> _Instructions for the task_:
Write the entries below out again exactly; any picture in them stays out.

> _Input material_:
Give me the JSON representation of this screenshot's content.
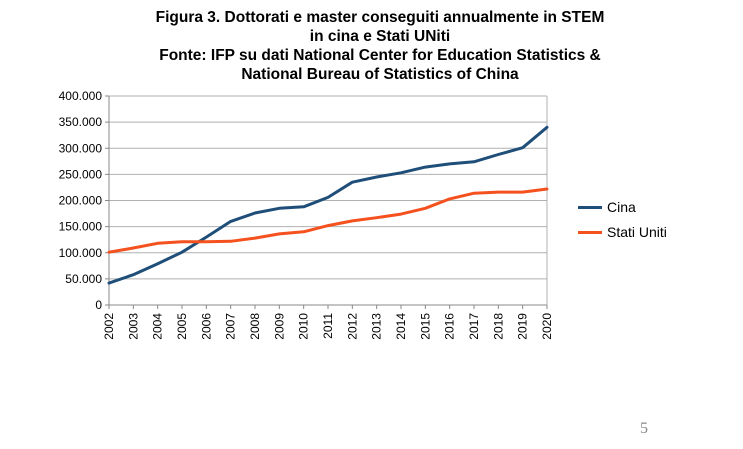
{
  "page": {
    "page_number": "5"
  },
  "chart_data": {
    "type": "line",
    "title_lines": [
      "Figura 3. Dottorati e master conseguiti annualmente in STEM",
      "in cina e Stati UNiti",
      "Fonte: IFP su dati National Center for Education Statistics &",
      "National Bureau of Statistics of China"
    ],
    "x": [
      "2002",
      "2003",
      "2004",
      "2005",
      "2006",
      "2007",
      "2008",
      "2009",
      "2010",
      "2011",
      "2012",
      "2013",
      "2014",
      "2015",
      "2016",
      "2017",
      "2018",
      "2019",
      "2020"
    ],
    "series": [
      {
        "name": "Cina",
        "color": "#1F4E79",
        "values": [
          42000,
          58000,
          79000,
          101000,
          130000,
          160000,
          176000,
          185000,
          188000,
          206000,
          235000,
          245000,
          253000,
          264000,
          270000,
          274000,
          288000,
          301000,
          340000
        ]
      },
      {
        "name": "Stati Uniti",
        "color": "#F4511E",
        "values": [
          101000,
          109000,
          118000,
          121000,
          121000,
          122000,
          128000,
          136000,
          140000,
          152000,
          161000,
          167000,
          174000,
          185000,
          203000,
          214000,
          216000,
          216000,
          222000
        ]
      }
    ],
    "y_ticks": [
      "0",
      "50.000",
      "100.000",
      "150.000",
      "200.000",
      "250.000",
      "300.000",
      "350.000",
      "400.000"
    ],
    "ylim": [
      0,
      400000
    ],
    "grid": true,
    "legend_position": "right"
  }
}
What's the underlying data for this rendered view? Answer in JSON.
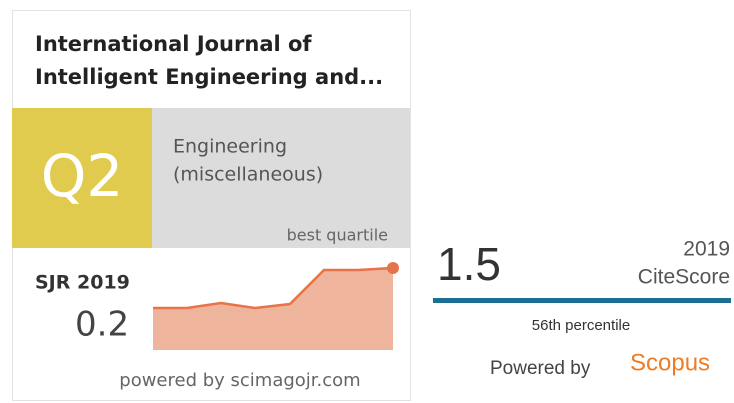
{
  "sjr_widget": {
    "title_line1": "International Journal of",
    "title_line2": "Intelligent Engineering and...",
    "quartile": "Q2",
    "category_line1": "Engineering",
    "category_line2": "(miscellaneous)",
    "quartile_note": "best quartile",
    "metric_label": "SJR 2019",
    "metric_value": "0.2",
    "footer": "powered by scimagojr.com"
  },
  "citescore_widget": {
    "value": "1.5",
    "year": "2019",
    "label": "CiteScore",
    "percentile": "56th percentile",
    "powered_by": "Powered by",
    "brand": "Scopus"
  }
}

> _Task solution_:
Give me the JSON representation of this screenshot's content.
{
  "page": {
    "page_number": "5"
  },
  "chart_data": {
    "type": "line",
    "title_lines": [
      "Figura 3. Dottorati e master conseguiti annualmente in STEM",
      "in cina e Stati UNiti",
      "Fonte: IFP su dati National Center for Education Statistics &",
      "National Bureau of Statistics of China"
    ],
    "x": [
      "2002",
      "2003",
      "2004",
      "2005",
      "2006",
      "2007",
      "2008",
      "2009",
      "2010",
      "2011",
      "2012",
      "2013",
      "2014",
      "2015",
      "2016",
      "2017",
      "2018",
      "2019",
      "2020"
    ],
    "series": [
      {
        "name": "Cina",
        "color": "#1F4E79",
        "values": [
          42000,
          58000,
          79000,
          101000,
          130000,
          160000,
          176000,
          185000,
          188000,
          206000,
          235000,
          245000,
          253000,
          264000,
          270000,
          274000,
          288000,
          301000,
          340000
        ]
      },
      {
        "name": "Stati Uniti",
        "color": "#F4511E",
        "values": [
          101000,
          109000,
          118000,
          121000,
          121000,
          122000,
          128000,
          136000,
          140000,
          152000,
          161000,
          167000,
          174000,
          185000,
          203000,
          214000,
          216000,
          216000,
          222000
        ]
      }
    ],
    "y_ticks": [
      "0",
      "50.000",
      "100.000",
      "150.000",
      "200.000",
      "250.000",
      "300.000",
      "350.000",
      "400.000"
    ],
    "ylim": [
      0,
      400000
    ],
    "grid": true,
    "legend_position": "right"
  }
}
What's the underlying data for this rendered view? Answer in JSON.
{
  "sjr_widget": {
    "title_line1": "International Journal of",
    "title_line2": "Intelligent Engineering and...",
    "quartile": "Q2",
    "category_line1": "Engineering",
    "category_line2": "(miscellaneous)",
    "quartile_note": "best quartile",
    "metric_label": "SJR 2019",
    "metric_value": "0.2",
    "footer": "powered by scimagojr.com"
  },
  "citescore_widget": {
    "value": "1.5",
    "year": "2019",
    "label": "CiteScore",
    "percentile": "56th percentile",
    "powered_by": "Powered by",
    "brand": "Scopus"
  }
}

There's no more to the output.